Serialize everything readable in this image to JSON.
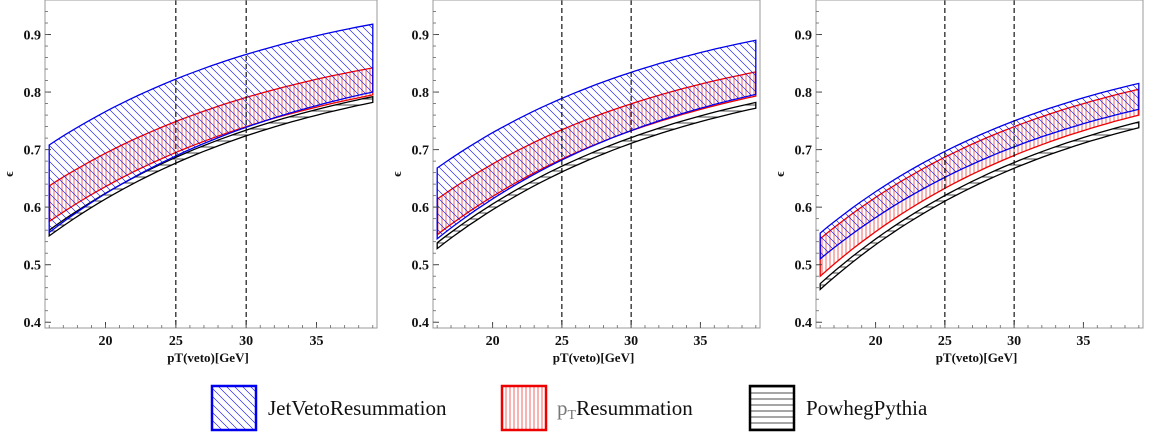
{
  "chart_data": [
    {
      "type": "area",
      "xlabel": "pT(veto)[GeV]",
      "ylabel": "ϵ",
      "xlim": [
        15.7,
        39.3
      ],
      "ylim": [
        0.39,
        0.96
      ],
      "xticks": [
        20,
        25,
        30,
        35
      ],
      "yticks": [
        0.4,
        0.5,
        0.6,
        0.7,
        0.8,
        0.9
      ],
      "vlines": [
        25,
        30
      ],
      "series": [
        {
          "name": "JetVetoResummation",
          "color": "#0000ee",
          "x": [
            16,
            39
          ],
          "lower": [
            0.556,
            0.8
          ],
          "upper": [
            0.708,
            0.918
          ],
          "hatch": "diagonal"
        },
        {
          "name": "pTResummation",
          "color": "#ee0000",
          "x": [
            16,
            39
          ],
          "lower": [
            0.575,
            0.795
          ],
          "upper": [
            0.637,
            0.842
          ],
          "hatch": "vertical"
        },
        {
          "name": "PowhegPythia",
          "color": "#000000",
          "x": [
            16,
            39
          ],
          "lower": [
            0.55,
            0.782
          ],
          "upper": [
            0.56,
            0.792
          ],
          "hatch": "horizontal"
        }
      ]
    },
    {
      "type": "area",
      "xlabel": "pT(veto)[GeV]",
      "ylabel": "ϵ",
      "xlim": [
        15.7,
        39.3
      ],
      "ylim": [
        0.39,
        0.96
      ],
      "xticks": [
        20,
        25,
        30,
        35
      ],
      "yticks": [
        0.4,
        0.5,
        0.6,
        0.7,
        0.8,
        0.9
      ],
      "vlines": [
        25,
        30
      ],
      "series": [
        {
          "name": "JetVetoResummation",
          "color": "#0000ee",
          "x": [
            16,
            39
          ],
          "lower": [
            0.545,
            0.796
          ],
          "upper": [
            0.668,
            0.89
          ],
          "hatch": "diagonal"
        },
        {
          "name": "pTResummation",
          "color": "#ee0000",
          "x": [
            16,
            39
          ],
          "lower": [
            0.552,
            0.793
          ],
          "upper": [
            0.614,
            0.835
          ],
          "hatch": "vertical"
        },
        {
          "name": "PowhegPythia",
          "color": "#000000",
          "x": [
            16,
            39
          ],
          "lower": [
            0.528,
            0.772
          ],
          "upper": [
            0.538,
            0.782
          ],
          "hatch": "horizontal"
        }
      ]
    },
    {
      "type": "area",
      "xlabel": "pT(veto)[GeV]",
      "ylabel": "ϵ",
      "xlim": [
        15.7,
        39.3
      ],
      "ylim": [
        0.39,
        0.96
      ],
      "xticks": [
        20,
        25,
        30,
        35
      ],
      "yticks": [
        0.4,
        0.5,
        0.6,
        0.7,
        0.8,
        0.9
      ],
      "vlines": [
        25,
        30
      ],
      "series": [
        {
          "name": "JetVetoResummation",
          "color": "#0000ee",
          "x": [
            16,
            39
          ],
          "lower": [
            0.51,
            0.77
          ],
          "upper": [
            0.555,
            0.815
          ],
          "hatch": "diagonal"
        },
        {
          "name": "pTResummation",
          "color": "#ee0000",
          "x": [
            16,
            39
          ],
          "lower": [
            0.48,
            0.76
          ],
          "upper": [
            0.545,
            0.805
          ],
          "hatch": "vertical"
        },
        {
          "name": "PowhegPythia",
          "color": "#000000",
          "x": [
            16,
            39
          ],
          "lower": [
            0.457,
            0.738
          ],
          "upper": [
            0.467,
            0.748
          ],
          "hatch": "horizontal"
        }
      ]
    }
  ],
  "legend": {
    "placement": "bottom-center",
    "items": [
      {
        "label": "JetVetoResummation",
        "color": "#0000ee",
        "hatch": "diagonal"
      },
      {
        "label_main": "p",
        "label_sub": "T",
        "label_rest": "Resummation",
        "color": "#ee0000",
        "hatch": "vertical"
      },
      {
        "label": "PowhegPythia",
        "color": "#000000",
        "hatch": "horizontal"
      }
    ]
  }
}
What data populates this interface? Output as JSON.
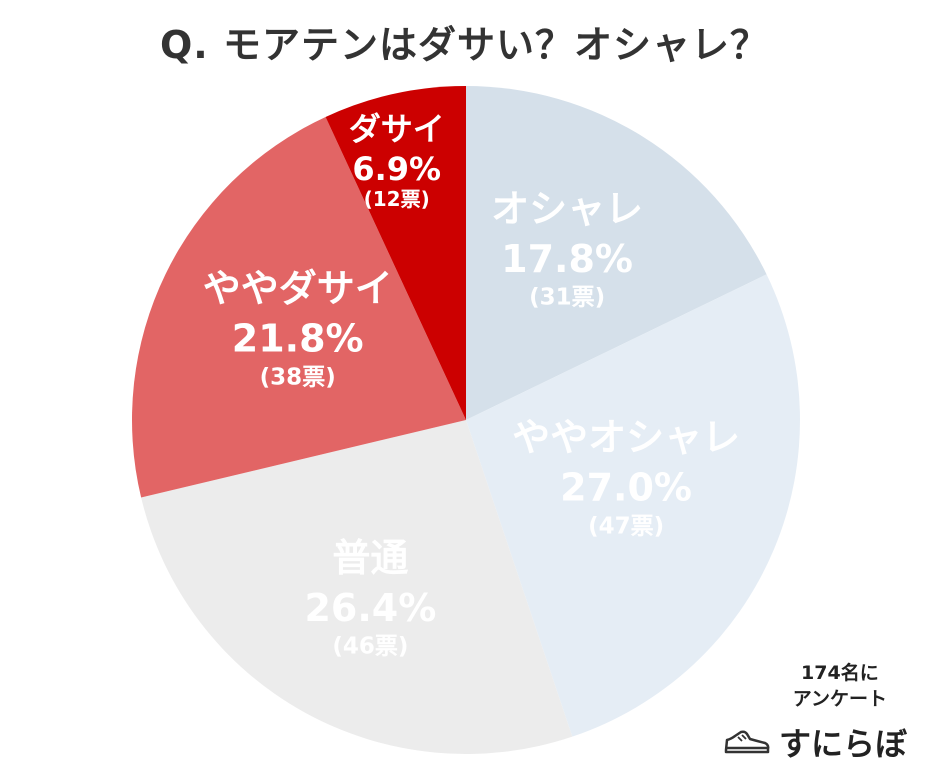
{
  "title": "Q. モアテンはダサい？オシャレ？",
  "respondents": {
    "line1": "174名に",
    "line2": "アンケート"
  },
  "brand": {
    "name": "すにらぼ",
    "icon": "sneaker-icon"
  },
  "chart_data": {
    "type": "pie",
    "title": "Q. モアテンはダサい？オシャレ？",
    "unit": "%",
    "start": "12 o'clock, clockwise",
    "slices": [
      {
        "label": "オシャレ",
        "value": 17.8,
        "votes_text": "(31票)",
        "color": "#d5e0ea",
        "text_color": "#ffffff"
      },
      {
        "label": "ややオシャレ",
        "value": 27.0,
        "votes_text": "(47票)",
        "color": "#e5edf5",
        "text_color": "#ffffff"
      },
      {
        "label": "普通",
        "value": 26.4,
        "votes_text": "(46票)",
        "color": "#ececec",
        "text_color": "#ffffff"
      },
      {
        "label": "ややダサイ",
        "value": 21.8,
        "votes_text": "(38票)",
        "color": "#e26565",
        "text_color": "#ffffff"
      },
      {
        "label": "ダサイ",
        "value": 6.9,
        "votes_text": "(12票)",
        "color": "#cc0000",
        "text_color": "#ffffff"
      }
    ]
  }
}
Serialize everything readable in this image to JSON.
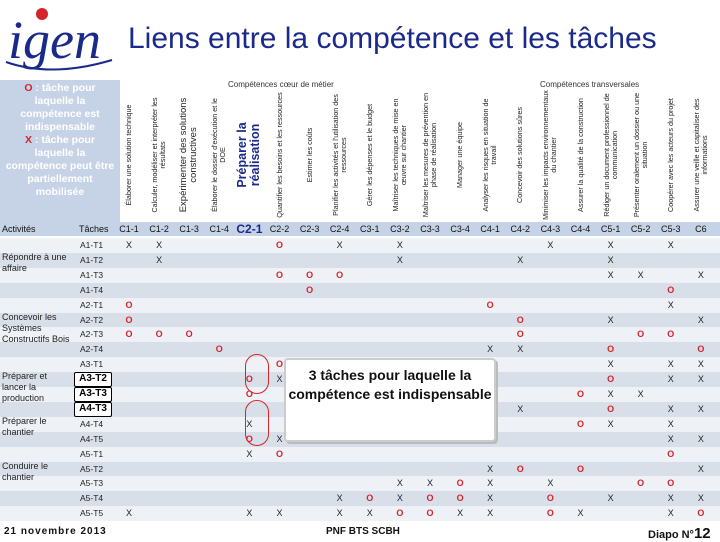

WHAT IS REQUIRED »
Exactly the lines from the one containing "What data populates" to the final line of the entries are wanted; please write them out, both ends included, but not the pictures.

SOLUTION FOR THIS PROBLEM »
What data populates this interface? Output as JSON.
{
  "title": "Q. モアテンはダサい？オシャレ？",
  "respondents": {
    "line1": "174名に",
    "line2": "アンケート"
  },
  "brand": {
    "name": "すにらぼ",
    "icon": "sneaker-icon"
  },
  "chart_data": {
    "type": "pie",
    "title": "Q. モアテンはダサい？オシャレ？",
    "unit": "%",
    "start": "12 o'clock, clockwise",
    "slices": [
      {
        "label": "オシャレ",
        "value": 17.8,
        "votes_text": "(31票)",
        "color": "#d5e0ea",
        "text_color": "#ffffff"
      },
      {
        "label": "ややオシャレ",
        "value": 27.0,
        "votes_text": "(47票)",
        "color": "#e5edf5",
        "text_color": "#ffffff"
      },
      {
        "label": "普通",
        "value": 26.4,
        "votes_text": "(46票)",
        "color": "#ececec",
        "text_color": "#ffffff"
      },
      {
        "label": "ややダサイ",
        "value": 21.8,
        "votes_text": "(38票)",
        "color": "#e26565",
        "text_color": "#ffffff"
      },
      {
        "label": "ダサイ",
        "value": 6.9,
        "votes_text": "(12票)",
        "color": "#cc0000",
        "text_color": "#ffffff"
      }
    ]
  }
}
Serialize everything readable in this image to JSON.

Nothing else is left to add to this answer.